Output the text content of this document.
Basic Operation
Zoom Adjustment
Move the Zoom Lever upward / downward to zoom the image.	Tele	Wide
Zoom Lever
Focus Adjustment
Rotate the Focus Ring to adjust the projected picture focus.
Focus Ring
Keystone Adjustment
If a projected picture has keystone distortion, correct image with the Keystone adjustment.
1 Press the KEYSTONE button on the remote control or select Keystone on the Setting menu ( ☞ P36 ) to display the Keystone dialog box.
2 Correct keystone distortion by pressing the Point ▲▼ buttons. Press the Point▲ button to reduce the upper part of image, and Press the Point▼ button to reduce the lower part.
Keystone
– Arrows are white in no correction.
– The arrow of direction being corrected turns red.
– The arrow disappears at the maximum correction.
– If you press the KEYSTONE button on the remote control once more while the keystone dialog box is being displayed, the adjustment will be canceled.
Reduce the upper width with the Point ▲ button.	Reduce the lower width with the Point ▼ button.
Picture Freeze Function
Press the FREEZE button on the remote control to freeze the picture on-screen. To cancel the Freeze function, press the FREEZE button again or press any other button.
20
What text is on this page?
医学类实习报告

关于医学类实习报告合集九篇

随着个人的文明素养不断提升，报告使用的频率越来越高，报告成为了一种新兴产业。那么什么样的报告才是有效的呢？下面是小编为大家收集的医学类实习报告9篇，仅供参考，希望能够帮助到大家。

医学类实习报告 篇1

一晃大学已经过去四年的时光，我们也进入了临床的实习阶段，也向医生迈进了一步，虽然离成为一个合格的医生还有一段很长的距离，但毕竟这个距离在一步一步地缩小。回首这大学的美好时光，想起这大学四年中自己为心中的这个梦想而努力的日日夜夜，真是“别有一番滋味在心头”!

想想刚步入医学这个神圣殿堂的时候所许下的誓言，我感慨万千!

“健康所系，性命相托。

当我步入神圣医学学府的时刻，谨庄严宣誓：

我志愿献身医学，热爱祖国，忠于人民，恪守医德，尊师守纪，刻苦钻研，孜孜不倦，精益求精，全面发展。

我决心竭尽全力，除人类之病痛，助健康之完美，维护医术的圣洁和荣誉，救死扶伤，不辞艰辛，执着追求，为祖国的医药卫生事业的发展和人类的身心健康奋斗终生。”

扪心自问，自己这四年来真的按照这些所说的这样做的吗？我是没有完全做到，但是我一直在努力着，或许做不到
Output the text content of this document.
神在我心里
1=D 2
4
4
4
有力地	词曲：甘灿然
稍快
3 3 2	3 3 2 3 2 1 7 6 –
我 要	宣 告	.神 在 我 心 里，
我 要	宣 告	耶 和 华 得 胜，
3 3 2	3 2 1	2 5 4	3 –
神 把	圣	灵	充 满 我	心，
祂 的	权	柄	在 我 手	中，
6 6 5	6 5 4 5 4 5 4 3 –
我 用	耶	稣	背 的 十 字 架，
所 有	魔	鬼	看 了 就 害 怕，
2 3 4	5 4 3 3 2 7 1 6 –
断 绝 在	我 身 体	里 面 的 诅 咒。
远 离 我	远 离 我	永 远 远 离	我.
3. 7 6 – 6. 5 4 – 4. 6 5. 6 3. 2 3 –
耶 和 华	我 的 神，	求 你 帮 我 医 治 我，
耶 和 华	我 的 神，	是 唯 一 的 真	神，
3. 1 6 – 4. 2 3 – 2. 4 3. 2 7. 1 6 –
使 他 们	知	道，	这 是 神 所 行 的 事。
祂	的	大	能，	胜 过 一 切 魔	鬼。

::::::::

> What the task asks
Set down nothing but the lines from the one with "What text is on this page?" through the end of the records, keeping each line exactly as written and including both ends.

> Expected answer
What text is on this page?
医学类实习报告

关于医学类实习报告合集九篇

随着个人的文明素养不断提升，报告使用的频率越来越高，报告成为了一种新兴产业。那么什么样的报告才是有效的呢？下面是小编为大家收集的医学类实习报告9篇，仅供参考，希望能够帮助到大家。

医学类实习报告 篇1

一晃大学已经过去四年的时光，我们也进入了临床的实习阶段，也向医生迈进了一步，虽然离成为一个合格的医生还有一段很长的距离，但毕竟这个距离在一步一步地缩小。回首这大学的美好时光，想起这大学四年中自己为心中的这个梦想而努力的日日夜夜，真是“别有一番滋味在心头”!

想想刚步入医学这个神圣殿堂的时候所许下的誓言，我感慨万千!

“健康所系，性命相托。

当我步入神圣医学学府的时刻，谨庄严宣誓：

我志愿献身医学，热爱祖国，忠于人民，恪守医德，尊师守纪，刻苦钻研，孜孜不倦，精益求精，全面发展。

我决心竭尽全力，除人类之病痛，助健康之完美，维护医术的圣洁和荣誉，救死扶伤，不辞艰辛，执着追求，为祖国的医药卫生事业的发展和人类的身心健康奋斗终生。”

扪心自问，自己这四年来真的按照这些所说的这样做的吗？我是没有完全做到，但是我一直在努力着，或许做不到
Output the text content of this document.
神在我心里
1=D 2
4
4
4
有力地	词曲：甘灿然
稍快
3 3 2	3 3 2 3 2 1 7 6 –
我 要	宣 告	.神 在 我 心 里，
我 要	宣 告	耶 和 华 得 胜，
3 3 2	3 2 1	2 5 4	3 –
神 把	圣	灵	充 满 我	心，
祂 的	权	柄	在 我 手	中，
6 6 5	6 5 4 5 4 5 4 3 –
我 用	耶	稣	背 的 十 字 架，
所 有	魔	鬼	看 了 就 害 怕，
2 3 4	5 4 3 3 2 7 1 6 –
断 绝 在	我 身 体	里 面 的 诅 咒。
远 离 我	远 离 我	永 远 远 离	我.
3. 7 6 – 6. 5 4 – 4. 6 5. 6 3. 2 3 –
耶 和 华	我 的 神，	求 你 帮 我 医 治 我，
耶 和 华	我 的 神，	是 唯 一 的 真	神，
3. 1 6 – 4. 2 3 – 2. 4 3. 2 7. 1 6 –
使 他 们	知	道，	这 是 神 所 行 的 事。
祂	的	大	能，	胜 过 一 切 魔	鬼。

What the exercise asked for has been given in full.